● Your goal
In the material below, find every line with "name" and pull it out.

Source data:

....................

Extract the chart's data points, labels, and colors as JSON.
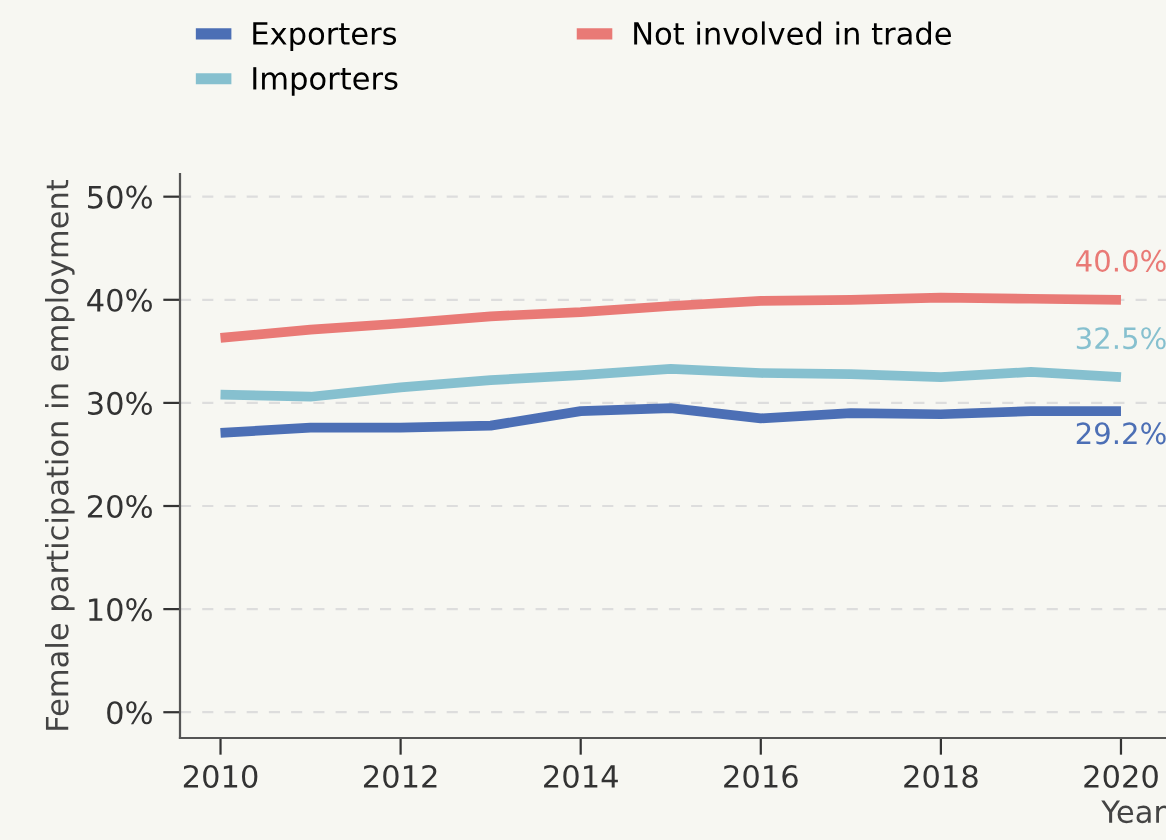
{
  "chart_data": {
    "type": "line",
    "xlabel": "Year",
    "ylabel": "Female participation in employment",
    "x": [
      2010,
      2011,
      2012,
      2013,
      2014,
      2015,
      2016,
      2017,
      2018,
      2019,
      2020
    ],
    "series": [
      {
        "name": "Exporters",
        "color": "#4c6fb5",
        "values": [
          27.1,
          27.6,
          27.6,
          27.8,
          29.2,
          29.5,
          28.5,
          29.0,
          28.9,
          29.2,
          29.2
        ],
        "value_labels": [
          null,
          null,
          null,
          null,
          null,
          null,
          null,
          null,
          null,
          null,
          "29.2%"
        ]
      },
      {
        "name": "Importers",
        "color": "#86c0cf",
        "values": [
          30.8,
          30.6,
          31.5,
          32.2,
          32.7,
          33.3,
          32.9,
          32.8,
          32.5,
          33.0,
          32.5
        ],
        "value_labels": [
          null,
          null,
          null,
          null,
          null,
          null,
          null,
          null,
          null,
          null,
          "32.5%"
        ]
      },
      {
        "name": "Not involved in trade",
        "color": "#e97a76",
        "values": [
          36.3,
          37.1,
          37.7,
          38.4,
          38.8,
          39.4,
          39.9,
          40.0,
          40.2,
          40.1,
          40.0
        ],
        "value_labels": [
          null,
          null,
          null,
          null,
          null,
          null,
          null,
          null,
          null,
          null,
          "40.0%"
        ]
      }
    ],
    "xlim": [
      2009.55,
      2020.5
    ],
    "xticks": [
      2010,
      2012,
      2014,
      2016,
      2018,
      2020
    ],
    "ylim": [
      -2.5,
      52.2
    ],
    "yticks": [
      {
        "value": 0,
        "label": "0%"
      },
      {
        "value": 10,
        "label": "10%"
      },
      {
        "value": 20,
        "label": "20%"
      },
      {
        "value": 30,
        "label": "30%"
      },
      {
        "value": 40,
        "label": "40%"
      },
      {
        "value": 50,
        "label": "50%"
      }
    ],
    "grid": "y",
    "legend": "top left",
    "line_style": "solid",
    "marker": "none"
  }
}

....................

● Output of the exercise
        "name": "Exporters",
        "name": "Importers",
        "name": "Not involved in trade",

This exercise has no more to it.